**What is asked:**
Rewrite the stretch of records from the line containing "step-4-consultation: Consultation des" through the line containing "step-number-1: 1 (133, 188, 201, 256)", swapping "meeting-icon" for "assembly-icon" and leaving everything else as it is.

**Exercise material:**
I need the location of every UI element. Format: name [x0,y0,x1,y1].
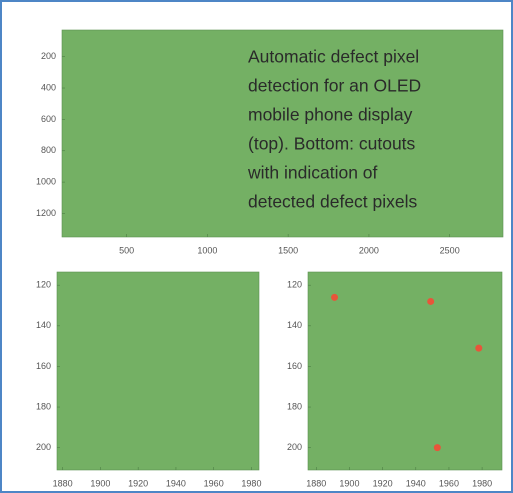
x-tick-label: 1980 [241,478,261,488]
x-tick-label: 1000 [197,245,217,255]
figure: 200 400 600 800 1000 1200 500 1000 1500 2000 2500 A… [0,0,513,493]
x-tick-label: 1940 [166,478,186,488]
x-tick-label: 2500 [440,245,460,255]
y-tick-label: 600 [41,114,56,124]
page: {"chart_data": [ {"type": "image", "colo… [0,0,513,493]
y-tick-label: 120 [36,280,51,290]
annotation-line: mobile phone display [248,105,413,125]
image-panel [57,272,259,470]
defect-marker [427,298,434,305]
defect-marker [434,444,441,451]
y-tick-label: 200 [41,51,56,61]
x-tick-label: 1920 [373,478,393,488]
x-tick-label: 1920 [128,478,148,488]
annotation-line: detected defect pixels [248,192,418,212]
y-tick-label: 1200 [36,208,56,218]
y-tick-label: 200 [36,442,51,452]
x-tick-label: 500 [119,245,134,255]
annotation-line: detection for an OLED [248,76,421,96]
y-tick-label: 180 [287,401,302,411]
y-tick-label: 160 [287,361,302,371]
y-tick-label: 800 [41,145,56,155]
x-tick-label: 1960 [204,478,224,488]
x-tick-label: 1900 [90,478,110,488]
defect-marker [475,345,482,352]
y-tick-label: 400 [41,82,56,92]
x-tick-label: 1980 [472,478,492,488]
annotation-line: Automatic defect pixel [248,47,419,67]
x-tick-label: 2000 [359,245,379,255]
x-tick-label: 1940 [406,478,426,488]
x-tick-label: 1880 [53,478,73,488]
y-tick-label: 1000 [36,176,56,186]
y-tick-label: 120 [287,280,302,290]
x-tick-label: 1880 [306,478,326,488]
defect-marker [331,294,338,301]
y-tick-label: 160 [36,361,51,371]
y-tick-label: 140 [36,320,51,330]
x-tick-label: 1960 [439,478,459,488]
image-panel [308,272,502,470]
y-tick-label: 200 [287,442,302,452]
y-tick-label: 140 [287,320,302,330]
x-tick-label: 1900 [339,478,359,488]
x-tick-label: 1500 [278,245,298,255]
y-tick-label: 180 [36,401,51,411]
annotation-line: with indication of [247,163,378,183]
annotation-line: (top). Bottom: cutouts [248,134,416,154]
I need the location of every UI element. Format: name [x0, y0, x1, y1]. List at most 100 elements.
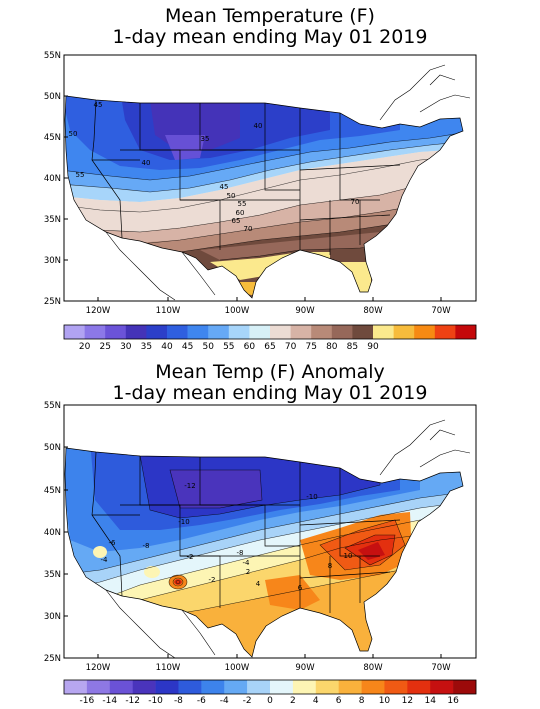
- state-borders: [64, 95, 464, 299]
- contour-label: 4: [256, 580, 261, 588]
- contour-label: 10: [344, 552, 353, 560]
- lon-label: 110W: [156, 663, 181, 673]
- legend-swatch: [393, 325, 415, 339]
- lat-label: 35N: [44, 215, 61, 225]
- legend-label: 12: [402, 696, 413, 706]
- contour-label: 6: [298, 584, 303, 592]
- contour-label: -8: [143, 542, 150, 550]
- legend-swatch: [125, 325, 147, 339]
- legend-label: 65: [264, 342, 275, 352]
- lon-label: 100W: [225, 306, 250, 316]
- contour-label: 40: [254, 122, 263, 130]
- longitude-labels: 120W 110W 100W 90W 80W 70W: [86, 306, 452, 316]
- legend-swatch: [311, 325, 333, 339]
- contour-label: 50: [69, 130, 78, 138]
- legend-swatch: [84, 325, 106, 339]
- temperature-legend: 20 25 30 35 40 45 50 55 60 65 70 75 80 85 90: [63, 324, 477, 352]
- legend-swatch: [338, 680, 362, 694]
- legend-label: 30: [120, 342, 132, 352]
- temperature-map: 55N 50N 45N 40N 35N 30N 25N 120W 110W 10…: [44, 51, 477, 316]
- legend-border: [63, 324, 477, 340]
- contour-label: 2: [246, 568, 250, 576]
- legend-label: 90: [367, 342, 379, 352]
- legend-label: 8: [359, 696, 365, 706]
- map-title: Mean Temp (F) Anomaly: [155, 361, 385, 383]
- contour-label: 50: [227, 192, 236, 200]
- legend-swatch: [228, 325, 250, 339]
- legend-swatch: [64, 680, 88, 694]
- contour-label: 65: [232, 217, 241, 225]
- legend-label: 80: [326, 342, 338, 352]
- contour-label: 70: [351, 198, 360, 206]
- legend-label: 55: [223, 342, 234, 352]
- legend-label: 2: [290, 696, 296, 706]
- legend-label: -4: [220, 696, 229, 706]
- lat-label: 25N: [44, 297, 61, 307]
- map-subtitle: 1-day mean ending May 01 2019: [112, 26, 428, 48]
- legend-swatch: [373, 325, 394, 339]
- legend-label: 20: [79, 342, 91, 352]
- legend-swatch: [292, 680, 317, 694]
- legend-label: -10: [148, 696, 163, 706]
- legend-label: 35: [141, 342, 152, 352]
- legend-swatch: [331, 325, 353, 339]
- contour-label: 45: [220, 183, 229, 191]
- lat-label: 55N: [44, 401, 61, 411]
- contour-label: -2: [209, 576, 216, 584]
- lon-label: 110W: [156, 306, 181, 316]
- contour-label: -6: [109, 539, 117, 547]
- lon-label: 70W: [431, 663, 451, 673]
- contour-label: -12: [184, 482, 195, 490]
- legend-swatch: [109, 680, 133, 694]
- legend-swatch: [434, 325, 456, 339]
- legend-label: 16: [447, 696, 459, 706]
- lat-label: 45N: [44, 133, 61, 143]
- legend-label: 50: [202, 342, 214, 352]
- legend-swatch: [155, 680, 179, 694]
- lat-label: 30N: [44, 612, 61, 622]
- legend-swatch: [201, 680, 225, 694]
- legend-label: -16: [80, 696, 95, 706]
- legend-label: 85: [347, 342, 358, 352]
- contour-label: 55: [76, 171, 85, 179]
- lon-label: 80W: [363, 306, 383, 316]
- lat-label: 40N: [44, 528, 61, 538]
- legend-label: 60: [244, 342, 256, 352]
- contour-label: -10: [306, 493, 317, 501]
- legend-swatch: [132, 680, 156, 694]
- legend-label: 25: [99, 342, 110, 352]
- map-subtitle: 1-day mean ending May 01 2019: [112, 382, 428, 404]
- lon-label: 100W: [225, 663, 250, 673]
- lon-label: 80W: [363, 663, 383, 673]
- contour-label: -2: [187, 553, 194, 561]
- lat-label: 25N: [44, 654, 61, 664]
- contour-label: 70: [244, 225, 253, 233]
- legend-label: -2: [243, 696, 252, 706]
- legend-swatch: [270, 680, 294, 694]
- lat-label: 35N: [44, 570, 61, 580]
- lat-label: 40N: [44, 174, 61, 184]
- legend-swatch: [455, 325, 477, 339]
- axis-ticks: [64, 54, 442, 302]
- lat-label: 50N: [44, 443, 61, 453]
- legend-label: 0: [267, 696, 273, 706]
- contour-label: 55: [238, 200, 247, 208]
- legend-swatch: [249, 325, 271, 339]
- legend-swatch: [414, 325, 436, 339]
- contour-label: 45: [94, 101, 103, 109]
- legend-label: 6: [336, 696, 342, 706]
- latitude-labels: 55N 50N 45N 40N 35N 30N 25N: [44, 51, 61, 307]
- anomaly-legend: -16 -14 -12 -10 -8 -6 -4 -2 0 2 4 6 8 10 12 14 16: [63, 679, 477, 706]
- legend-swatch: [315, 680, 339, 694]
- contour-label: -4: [243, 559, 251, 567]
- contour-label: 60: [236, 209, 245, 217]
- legend-swatch: [64, 325, 85, 339]
- legend-swatch: [224, 680, 248, 694]
- legend-swatch: [86, 680, 111, 694]
- contour-label: 40: [142, 159, 151, 167]
- lat-label: 30N: [44, 256, 61, 266]
- legend-swatch: [361, 680, 385, 694]
- map-title: Mean Temperature (F): [165, 5, 375, 27]
- legend-label: -12: [125, 696, 140, 706]
- lon-label: 70W: [431, 306, 451, 316]
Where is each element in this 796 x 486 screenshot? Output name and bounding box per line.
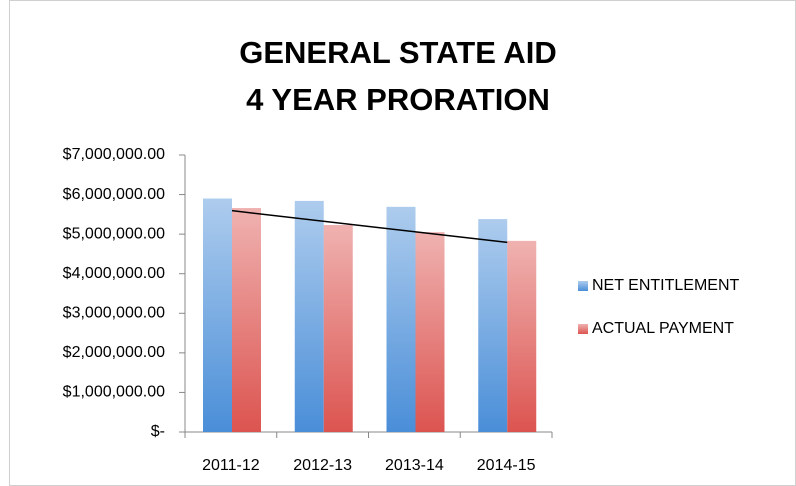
y-tick-label: $6,000,000.00 bbox=[63, 186, 165, 203]
x-tick-label: 2012-13 bbox=[293, 457, 352, 474]
x-tick-label: 2011-12 bbox=[202, 457, 260, 474]
legend-label: ACTUAL PAYMENT bbox=[592, 320, 734, 337]
chart-title: GENERAL STATE AID bbox=[239, 35, 556, 70]
y-tick-label: $- bbox=[151, 423, 165, 440]
trendline bbox=[231, 209, 508, 244]
bar bbox=[323, 225, 353, 432]
bar bbox=[203, 198, 232, 432]
bar bbox=[294, 200, 324, 432]
x-tick-label: 2014-15 bbox=[477, 457, 536, 474]
bar bbox=[415, 232, 445, 432]
legend-label: NET ENTITLEMENT bbox=[592, 277, 740, 294]
chart-title: 4 YEAR PRORATION bbox=[246, 82, 550, 117]
bar bbox=[507, 240, 537, 432]
y-tick-label: $3,000,000.00 bbox=[63, 305, 165, 322]
legend-swatch bbox=[578, 281, 588, 291]
x-tick-label: 2013-14 bbox=[385, 457, 444, 474]
legend-swatch bbox=[578, 324, 588, 334]
bar bbox=[478, 219, 508, 432]
bar bbox=[386, 206, 416, 432]
bar bbox=[232, 208, 261, 432]
y-tick-label: $7,000,000.00 bbox=[63, 146, 165, 163]
y-tick-label: $5,000,000.00 bbox=[63, 225, 165, 242]
y-tick-label: $4,000,000.00 bbox=[63, 265, 165, 282]
y-tick-label: $2,000,000.00 bbox=[63, 344, 165, 361]
y-tick-label: $1,000,000.00 bbox=[63, 384, 165, 401]
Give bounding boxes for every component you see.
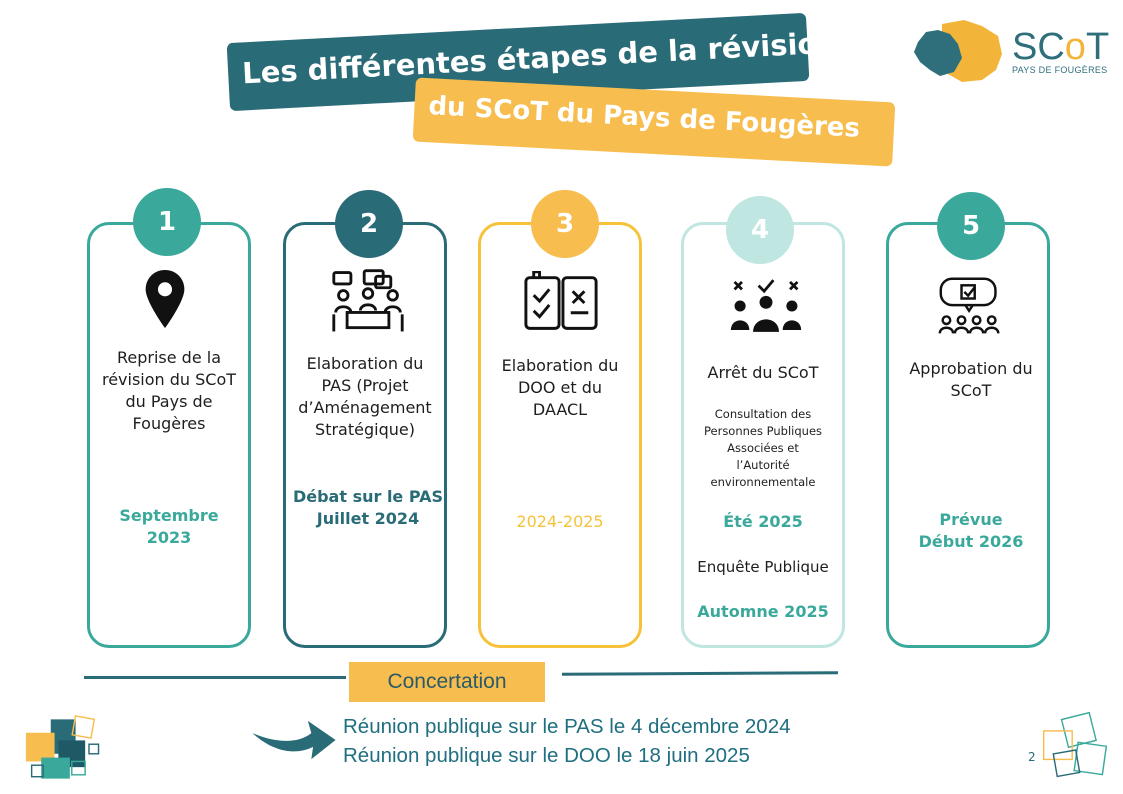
step-4-consultation: Consultation des Personnes Publiques Assoc… (703, 407, 823, 489)
step-2-date: Débat sur le PAS Juillet 2024 (292, 487, 444, 528)
concertation-label: Concertation (349, 662, 545, 702)
checklist-book-icon (524, 271, 598, 330)
meeting-icon (332, 269, 404, 332)
concertation-line-left (84, 676, 346, 679)
logo-subtitle: PAYS DE FOUGÈRES (1012, 65, 1108, 75)
vote-people-icon (730, 279, 802, 332)
decorative-squares-left-icon (25, 715, 100, 779)
step-number-1: 1 (133, 188, 201, 256)
step-card-2 (283, 222, 447, 648)
step-2-title: Elaboration du PAS (Projet d’Aménagement St… (298, 354, 432, 439)
concertation-line-right (561, 671, 839, 676)
page-number: 2 (1028, 750, 1036, 764)
title-line1: Les différentes étapes de la révision (241, 25, 839, 91)
region-map-logo-icon (914, 20, 1002, 82)
step-number-2: 2 (335, 190, 403, 258)
step-3-date: 2024-2025 (516, 512, 604, 531)
map-pin-icon (145, 269, 185, 329)
step-4-title: Arrêt du SCoT (707, 363, 819, 382)
step-5-date: Prévue Début 2026 (918, 510, 1024, 551)
step-1-title: Reprise de la révision du SCoT du Pays de F… (101, 348, 237, 433)
step-1-date: Septembre 2023 (119, 506, 219, 547)
step-number-4: 4 (726, 196, 794, 264)
concertation-item-2: Réunion publique sur le DOO le 18 juin 2… (343, 744, 750, 767)
logo-wordmark: SCoT (1012, 26, 1110, 68)
presentation-audience-icon (938, 277, 1000, 334)
title-banner-line2: du SCoT du Pays de Fougères (412, 77, 896, 167)
arrow-icon (252, 720, 336, 760)
step-5-title: Approbation du SCoT (909, 359, 1033, 400)
step-number-3: 3 (531, 190, 599, 258)
step-3-title: Elaboration du DOO et du DAACL (501, 356, 619, 419)
concertation-item-1: Réunion publique sur le PAS le 4 décembr… (343, 715, 791, 738)
step-number-5: 5 (937, 192, 1005, 260)
title-line2: du SCoT du Pays de Fougères (427, 91, 861, 144)
step-4-date-summer: Été 2025 (723, 512, 803, 531)
decorative-squares-right-icon (1042, 711, 1108, 778)
step-4-date-autumn: Automne 2025 (697, 602, 829, 621)
step-4-enquete: Enquête Publique (697, 558, 829, 576)
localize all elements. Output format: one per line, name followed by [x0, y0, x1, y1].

**Final result:**
step-4-consultation: Consultation des Personnes Publiques Assoc… (703, 407, 823, 489)
step-2-date: Débat sur le PAS Juillet 2024 (292, 487, 444, 528)
concertation-label: Concertation (349, 662, 545, 702)
checklist-book-icon (524, 271, 598, 330)
assembly-icon (332, 269, 404, 332)
concertation-line-left (84, 676, 346, 679)
logo-subtitle: PAYS DE FOUGÈRES (1012, 65, 1108, 75)
vote-people-icon (730, 279, 802, 332)
decorative-squares-left-icon (25, 715, 100, 779)
step-number-1: 1 (133, 188, 201, 256)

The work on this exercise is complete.